### ABOUT THIS EXERCISE
Every line in the records below that holds the word "rinse" is to be copied.

= = = = =

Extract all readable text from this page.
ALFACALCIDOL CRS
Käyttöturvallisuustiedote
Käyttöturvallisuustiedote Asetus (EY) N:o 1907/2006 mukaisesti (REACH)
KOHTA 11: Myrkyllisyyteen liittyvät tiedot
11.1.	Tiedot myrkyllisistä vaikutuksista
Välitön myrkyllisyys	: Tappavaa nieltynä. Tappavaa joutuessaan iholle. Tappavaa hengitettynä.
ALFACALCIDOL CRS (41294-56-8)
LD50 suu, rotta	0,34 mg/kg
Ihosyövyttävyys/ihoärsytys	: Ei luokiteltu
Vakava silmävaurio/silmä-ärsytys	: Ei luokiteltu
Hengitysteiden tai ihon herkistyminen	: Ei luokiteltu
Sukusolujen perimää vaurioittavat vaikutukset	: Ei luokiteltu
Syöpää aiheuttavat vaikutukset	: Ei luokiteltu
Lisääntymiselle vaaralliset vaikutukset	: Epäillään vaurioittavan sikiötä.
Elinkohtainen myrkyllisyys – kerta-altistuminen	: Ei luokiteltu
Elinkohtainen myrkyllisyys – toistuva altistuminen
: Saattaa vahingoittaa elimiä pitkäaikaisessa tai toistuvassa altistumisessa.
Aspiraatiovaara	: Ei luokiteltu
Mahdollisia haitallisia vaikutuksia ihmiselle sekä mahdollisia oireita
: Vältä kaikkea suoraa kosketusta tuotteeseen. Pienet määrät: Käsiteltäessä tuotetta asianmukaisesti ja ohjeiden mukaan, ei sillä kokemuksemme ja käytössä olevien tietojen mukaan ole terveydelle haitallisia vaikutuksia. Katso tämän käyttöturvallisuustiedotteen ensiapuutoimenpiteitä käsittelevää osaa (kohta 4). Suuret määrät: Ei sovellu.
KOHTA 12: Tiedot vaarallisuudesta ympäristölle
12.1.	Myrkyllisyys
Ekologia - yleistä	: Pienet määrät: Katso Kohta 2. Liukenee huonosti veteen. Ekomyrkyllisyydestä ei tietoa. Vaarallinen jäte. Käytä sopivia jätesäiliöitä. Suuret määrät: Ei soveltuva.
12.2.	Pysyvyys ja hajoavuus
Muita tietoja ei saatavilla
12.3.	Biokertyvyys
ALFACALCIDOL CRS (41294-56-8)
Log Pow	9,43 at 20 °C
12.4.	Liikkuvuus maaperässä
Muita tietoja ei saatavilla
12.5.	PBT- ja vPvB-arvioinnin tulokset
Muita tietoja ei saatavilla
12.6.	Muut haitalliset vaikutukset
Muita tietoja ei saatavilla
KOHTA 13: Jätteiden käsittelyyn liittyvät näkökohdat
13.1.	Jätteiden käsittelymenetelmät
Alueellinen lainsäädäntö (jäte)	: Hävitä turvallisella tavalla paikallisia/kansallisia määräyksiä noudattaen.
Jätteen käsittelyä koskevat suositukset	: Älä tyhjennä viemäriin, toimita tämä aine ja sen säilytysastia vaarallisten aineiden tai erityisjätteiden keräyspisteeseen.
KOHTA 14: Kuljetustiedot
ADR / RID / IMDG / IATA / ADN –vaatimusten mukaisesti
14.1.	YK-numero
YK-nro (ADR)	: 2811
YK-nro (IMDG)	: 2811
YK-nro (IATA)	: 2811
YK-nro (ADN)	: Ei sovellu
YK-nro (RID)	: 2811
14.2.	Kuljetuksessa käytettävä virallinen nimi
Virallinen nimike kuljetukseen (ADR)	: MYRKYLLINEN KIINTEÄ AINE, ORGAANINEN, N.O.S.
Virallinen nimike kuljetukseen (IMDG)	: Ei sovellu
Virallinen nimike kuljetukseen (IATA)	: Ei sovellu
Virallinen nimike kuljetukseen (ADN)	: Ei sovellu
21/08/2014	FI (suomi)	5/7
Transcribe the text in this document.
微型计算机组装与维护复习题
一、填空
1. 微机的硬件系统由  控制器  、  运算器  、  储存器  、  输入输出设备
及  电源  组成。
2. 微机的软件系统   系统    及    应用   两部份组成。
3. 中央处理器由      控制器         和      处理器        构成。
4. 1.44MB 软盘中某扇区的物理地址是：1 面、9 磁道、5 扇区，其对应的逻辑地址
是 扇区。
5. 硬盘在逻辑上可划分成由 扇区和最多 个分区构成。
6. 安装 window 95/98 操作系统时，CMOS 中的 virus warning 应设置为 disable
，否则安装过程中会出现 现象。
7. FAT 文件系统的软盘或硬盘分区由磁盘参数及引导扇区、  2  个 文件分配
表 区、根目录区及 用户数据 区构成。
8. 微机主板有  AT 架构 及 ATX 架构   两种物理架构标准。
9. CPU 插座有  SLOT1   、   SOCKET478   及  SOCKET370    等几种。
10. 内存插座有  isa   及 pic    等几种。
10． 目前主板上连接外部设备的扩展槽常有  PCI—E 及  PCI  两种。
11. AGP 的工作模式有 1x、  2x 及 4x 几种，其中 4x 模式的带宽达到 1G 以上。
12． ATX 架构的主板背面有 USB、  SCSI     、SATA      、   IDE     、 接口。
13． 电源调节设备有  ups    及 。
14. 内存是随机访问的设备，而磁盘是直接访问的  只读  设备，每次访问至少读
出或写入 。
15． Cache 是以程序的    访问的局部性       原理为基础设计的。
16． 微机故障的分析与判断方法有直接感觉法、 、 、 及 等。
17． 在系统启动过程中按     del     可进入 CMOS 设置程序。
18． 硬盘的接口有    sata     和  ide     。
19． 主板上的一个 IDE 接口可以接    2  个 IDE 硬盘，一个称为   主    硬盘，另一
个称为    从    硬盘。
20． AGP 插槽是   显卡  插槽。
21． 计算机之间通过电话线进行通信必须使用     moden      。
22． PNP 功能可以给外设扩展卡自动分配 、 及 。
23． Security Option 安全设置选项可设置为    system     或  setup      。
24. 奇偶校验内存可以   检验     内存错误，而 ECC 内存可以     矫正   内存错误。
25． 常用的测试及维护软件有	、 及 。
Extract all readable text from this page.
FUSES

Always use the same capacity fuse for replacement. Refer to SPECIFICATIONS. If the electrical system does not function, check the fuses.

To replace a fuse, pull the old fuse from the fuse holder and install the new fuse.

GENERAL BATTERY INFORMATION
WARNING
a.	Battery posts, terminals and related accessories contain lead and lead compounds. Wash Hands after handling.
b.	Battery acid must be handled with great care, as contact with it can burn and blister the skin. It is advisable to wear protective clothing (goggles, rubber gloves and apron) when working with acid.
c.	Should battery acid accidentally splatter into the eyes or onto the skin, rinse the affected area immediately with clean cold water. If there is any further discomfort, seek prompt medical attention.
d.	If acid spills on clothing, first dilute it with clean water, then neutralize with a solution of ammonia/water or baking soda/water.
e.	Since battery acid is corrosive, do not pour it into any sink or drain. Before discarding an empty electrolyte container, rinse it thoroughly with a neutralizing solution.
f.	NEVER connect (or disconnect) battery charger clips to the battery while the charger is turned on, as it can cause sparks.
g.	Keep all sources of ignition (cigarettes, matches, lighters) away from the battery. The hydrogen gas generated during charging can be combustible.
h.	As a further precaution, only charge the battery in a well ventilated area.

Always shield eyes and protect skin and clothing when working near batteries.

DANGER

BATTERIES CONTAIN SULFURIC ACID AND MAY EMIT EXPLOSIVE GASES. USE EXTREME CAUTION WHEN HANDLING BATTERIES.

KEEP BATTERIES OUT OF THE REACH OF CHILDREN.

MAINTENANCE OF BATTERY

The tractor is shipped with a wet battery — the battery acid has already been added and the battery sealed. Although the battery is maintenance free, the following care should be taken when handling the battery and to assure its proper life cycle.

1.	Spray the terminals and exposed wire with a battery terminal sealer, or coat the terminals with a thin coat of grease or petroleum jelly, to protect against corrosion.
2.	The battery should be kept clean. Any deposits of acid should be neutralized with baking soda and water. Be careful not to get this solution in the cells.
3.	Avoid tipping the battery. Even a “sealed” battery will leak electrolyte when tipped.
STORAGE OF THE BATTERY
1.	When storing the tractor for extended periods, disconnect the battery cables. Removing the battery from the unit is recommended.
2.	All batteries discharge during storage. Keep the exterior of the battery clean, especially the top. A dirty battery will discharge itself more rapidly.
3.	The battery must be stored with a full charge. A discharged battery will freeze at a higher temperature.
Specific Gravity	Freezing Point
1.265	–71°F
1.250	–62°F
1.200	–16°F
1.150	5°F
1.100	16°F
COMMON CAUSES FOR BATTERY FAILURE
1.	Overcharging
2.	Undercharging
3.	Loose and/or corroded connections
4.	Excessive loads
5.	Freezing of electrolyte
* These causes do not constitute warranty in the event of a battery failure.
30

= = = = =

### FINAL ANSWER
c.	Should battery acid accidentally splatter into the eyes or onto the skin, rinse the affected area immediately with clean cold water. If there is any further discomfort, seek prompt medical attention.
e.	Since battery acid is corrosive, do not pour it into any sink or drain. Before discarding an empty electrolyte container, rinse it thoroughly with a neutralizing solution.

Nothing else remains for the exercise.